BEGIN Passage

All I can offer are my own opinions, but I can't see any argument that would suggest that morality without the Bible is impossible. As for absolute / unchanging laws, as you have both already shown, Christians are not using the Bible as a strict / static piece of sole guidance. I'm not sure I have much more to say, I think you have both already covered most of the major points on the topic that came to my mind.

AaronPosted by Aaron (4 year(s) ago (46 months)):

Thanks for the thoughtful comment, Falcon.

I think you're right to list other religions and question the idea that they would lack moral values. For me, the idea that moral values can only come from the Bible starts to look very untenable when we consider the world outside of Christianity's sphere of influence.

The shift in the church's stance on issues is also a good point, and one I didn't really explore in the article much. A very obvious example of this shift is the fact the church no longer burns heretics at the stake!

END Passage

Activities.
1/ Repeat the stretch of the comment thread on morality and the Bible from "Thanks for the" through "at the stake!".
2/ Summarize the comment thread on morality and the Bible in two sentences.
3/ Pick up the comment thread on morality and the Bible after its last sentence and keep it going.

BEGIN Provided information

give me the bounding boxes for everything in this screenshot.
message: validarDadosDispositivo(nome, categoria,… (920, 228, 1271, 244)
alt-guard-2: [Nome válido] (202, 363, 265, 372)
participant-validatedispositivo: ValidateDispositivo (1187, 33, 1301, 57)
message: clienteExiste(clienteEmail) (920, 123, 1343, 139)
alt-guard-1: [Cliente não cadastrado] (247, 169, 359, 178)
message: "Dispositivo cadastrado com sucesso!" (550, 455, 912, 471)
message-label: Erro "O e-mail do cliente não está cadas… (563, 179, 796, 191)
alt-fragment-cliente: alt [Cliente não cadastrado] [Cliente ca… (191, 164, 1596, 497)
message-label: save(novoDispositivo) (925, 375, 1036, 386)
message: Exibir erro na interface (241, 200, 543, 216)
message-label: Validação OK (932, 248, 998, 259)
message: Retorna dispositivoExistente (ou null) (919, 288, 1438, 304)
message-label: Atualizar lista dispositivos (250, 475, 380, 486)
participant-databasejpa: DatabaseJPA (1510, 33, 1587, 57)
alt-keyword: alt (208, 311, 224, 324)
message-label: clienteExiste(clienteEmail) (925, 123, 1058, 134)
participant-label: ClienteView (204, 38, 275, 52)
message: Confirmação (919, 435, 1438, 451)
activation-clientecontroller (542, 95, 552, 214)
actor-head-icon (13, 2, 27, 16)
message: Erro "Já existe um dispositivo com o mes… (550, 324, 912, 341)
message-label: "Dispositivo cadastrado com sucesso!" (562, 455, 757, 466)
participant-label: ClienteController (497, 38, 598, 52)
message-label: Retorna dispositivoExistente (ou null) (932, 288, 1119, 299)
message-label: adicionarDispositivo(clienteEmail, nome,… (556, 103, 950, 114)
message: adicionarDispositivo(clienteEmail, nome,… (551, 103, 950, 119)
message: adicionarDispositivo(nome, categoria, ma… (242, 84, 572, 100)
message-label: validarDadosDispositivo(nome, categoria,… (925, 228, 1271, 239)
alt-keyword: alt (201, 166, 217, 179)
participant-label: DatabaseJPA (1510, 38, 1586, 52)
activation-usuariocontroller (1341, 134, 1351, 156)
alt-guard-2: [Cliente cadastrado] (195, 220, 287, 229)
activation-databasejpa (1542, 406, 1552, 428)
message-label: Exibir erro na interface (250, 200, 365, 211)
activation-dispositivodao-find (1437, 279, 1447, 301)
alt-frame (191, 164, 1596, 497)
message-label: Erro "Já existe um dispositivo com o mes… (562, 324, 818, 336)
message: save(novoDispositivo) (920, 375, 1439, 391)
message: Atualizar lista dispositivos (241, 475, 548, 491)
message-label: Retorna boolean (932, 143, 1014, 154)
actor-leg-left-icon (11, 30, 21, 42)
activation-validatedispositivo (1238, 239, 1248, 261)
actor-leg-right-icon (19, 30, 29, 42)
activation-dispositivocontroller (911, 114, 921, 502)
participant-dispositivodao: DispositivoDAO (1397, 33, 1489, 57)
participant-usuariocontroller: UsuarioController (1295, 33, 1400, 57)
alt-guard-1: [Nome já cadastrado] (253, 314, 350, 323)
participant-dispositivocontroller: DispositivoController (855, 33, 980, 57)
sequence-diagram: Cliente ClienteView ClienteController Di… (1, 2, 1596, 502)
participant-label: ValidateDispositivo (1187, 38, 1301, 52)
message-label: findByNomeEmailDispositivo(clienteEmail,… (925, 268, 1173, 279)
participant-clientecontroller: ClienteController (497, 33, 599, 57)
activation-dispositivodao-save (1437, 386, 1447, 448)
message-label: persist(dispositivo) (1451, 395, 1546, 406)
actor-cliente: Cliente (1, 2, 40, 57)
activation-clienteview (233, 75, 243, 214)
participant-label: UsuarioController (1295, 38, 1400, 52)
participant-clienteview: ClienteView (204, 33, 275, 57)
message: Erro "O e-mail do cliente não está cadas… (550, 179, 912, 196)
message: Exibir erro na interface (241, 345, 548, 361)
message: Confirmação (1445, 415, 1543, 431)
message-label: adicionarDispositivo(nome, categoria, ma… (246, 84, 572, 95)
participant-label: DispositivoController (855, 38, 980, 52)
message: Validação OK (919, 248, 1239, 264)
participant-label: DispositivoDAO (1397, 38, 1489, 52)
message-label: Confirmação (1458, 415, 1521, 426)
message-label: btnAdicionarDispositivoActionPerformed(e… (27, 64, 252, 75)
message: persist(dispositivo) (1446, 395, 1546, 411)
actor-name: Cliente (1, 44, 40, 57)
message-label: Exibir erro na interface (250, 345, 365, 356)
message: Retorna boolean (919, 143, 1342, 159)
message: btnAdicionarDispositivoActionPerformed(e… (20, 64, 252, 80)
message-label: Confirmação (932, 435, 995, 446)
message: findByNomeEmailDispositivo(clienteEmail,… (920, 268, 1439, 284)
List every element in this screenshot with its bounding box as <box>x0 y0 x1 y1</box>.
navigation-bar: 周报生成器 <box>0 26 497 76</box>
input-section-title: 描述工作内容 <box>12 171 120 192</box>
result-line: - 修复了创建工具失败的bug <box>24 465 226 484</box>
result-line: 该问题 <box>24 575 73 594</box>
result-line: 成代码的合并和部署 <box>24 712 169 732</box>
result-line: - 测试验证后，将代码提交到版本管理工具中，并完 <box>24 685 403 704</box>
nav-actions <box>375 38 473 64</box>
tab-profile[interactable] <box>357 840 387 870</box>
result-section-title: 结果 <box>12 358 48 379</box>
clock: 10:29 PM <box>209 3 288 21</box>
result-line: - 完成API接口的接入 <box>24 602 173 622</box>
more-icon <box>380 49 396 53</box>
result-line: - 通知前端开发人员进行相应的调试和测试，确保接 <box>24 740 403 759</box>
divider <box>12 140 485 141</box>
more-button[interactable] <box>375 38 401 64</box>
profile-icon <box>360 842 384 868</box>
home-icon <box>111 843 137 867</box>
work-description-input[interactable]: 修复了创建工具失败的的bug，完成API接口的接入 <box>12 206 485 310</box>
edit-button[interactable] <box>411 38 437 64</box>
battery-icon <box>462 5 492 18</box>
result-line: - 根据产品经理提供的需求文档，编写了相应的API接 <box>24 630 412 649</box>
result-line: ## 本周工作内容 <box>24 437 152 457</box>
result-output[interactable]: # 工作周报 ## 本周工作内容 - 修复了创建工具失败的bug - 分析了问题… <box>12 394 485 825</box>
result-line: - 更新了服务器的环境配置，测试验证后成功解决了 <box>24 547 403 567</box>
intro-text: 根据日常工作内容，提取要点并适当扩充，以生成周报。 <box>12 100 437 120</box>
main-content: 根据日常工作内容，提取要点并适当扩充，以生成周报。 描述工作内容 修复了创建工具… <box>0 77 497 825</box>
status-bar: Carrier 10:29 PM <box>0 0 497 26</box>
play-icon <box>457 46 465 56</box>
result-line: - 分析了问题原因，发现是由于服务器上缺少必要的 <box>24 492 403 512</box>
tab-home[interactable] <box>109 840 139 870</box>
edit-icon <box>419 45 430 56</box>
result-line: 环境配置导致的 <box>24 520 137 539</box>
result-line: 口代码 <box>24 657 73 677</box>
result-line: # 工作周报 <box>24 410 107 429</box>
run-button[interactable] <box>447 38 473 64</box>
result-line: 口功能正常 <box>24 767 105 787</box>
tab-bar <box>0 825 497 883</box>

END Provided information

Responses in order.
1/
Thanks for the thoughtful comment, Falcon.

I think you're right to list other religions and question the idea that they would lack moral values. For me, the idea that moral values can only come from the Bible starts to look very untenable when we consider the world outside of Christianity's sphere of influence.

The shift in the church's stance on issues is also a good point, and one I didn't really explore in the article much. A very obvious example of this shift is the fact the church no longer burns heretics at the stake!

2/ A commenter sees no argument that morality is impossible without the Bible and notes that Christians do not use the Bible as strict, sole guidance. Aaron, replying to Falcon, agrees that the idea that moral values come only from the Bible looks untenable once the world outside Christianity's influence is considered, and points to the church's shifting stance, such as no longer burning heretics at the stake.

3/
FalconPosted by Falcon (4 year(s) ago (46 months)):

Well, this was certainly an unexpected topic for a blog update. It’s not a subject I often ruminate on as I am neither a theologian nor a philosopher but no, I don’t believe you need to follow the Bible to be considered a moral person. That would suggest that nations with no God-fearing or Christian minority populations are without a code of morals. Are followers of Judaism, Buddhism or Shintoism, to name a few non-Christian faiths, completely immoral because they don’t follow the Word of God? That is an argument that I would be hesitant to put forth even though I’m sure I could indicate certain regions of the non-Christian world that hold, what many Westerners would consider to be, backwards attitudes or down right vile views.

You specifically pointed out an argument that we as a society could just accept murder was okay one day without the instruction of the Bible to keep our moral compass in check but it is a universally criminalised act across the globe, a crime that could land the murderer in prison no matter what deity the society believes in. Boiling down morality to its simplest tenants or aspects can be quite difficult. In my opinion, if a person is a force for good, helps his community and in some cases even aids his enemies if he wants to take the ‘turn the other cheek’ route, then he could be considered a morally upright individual.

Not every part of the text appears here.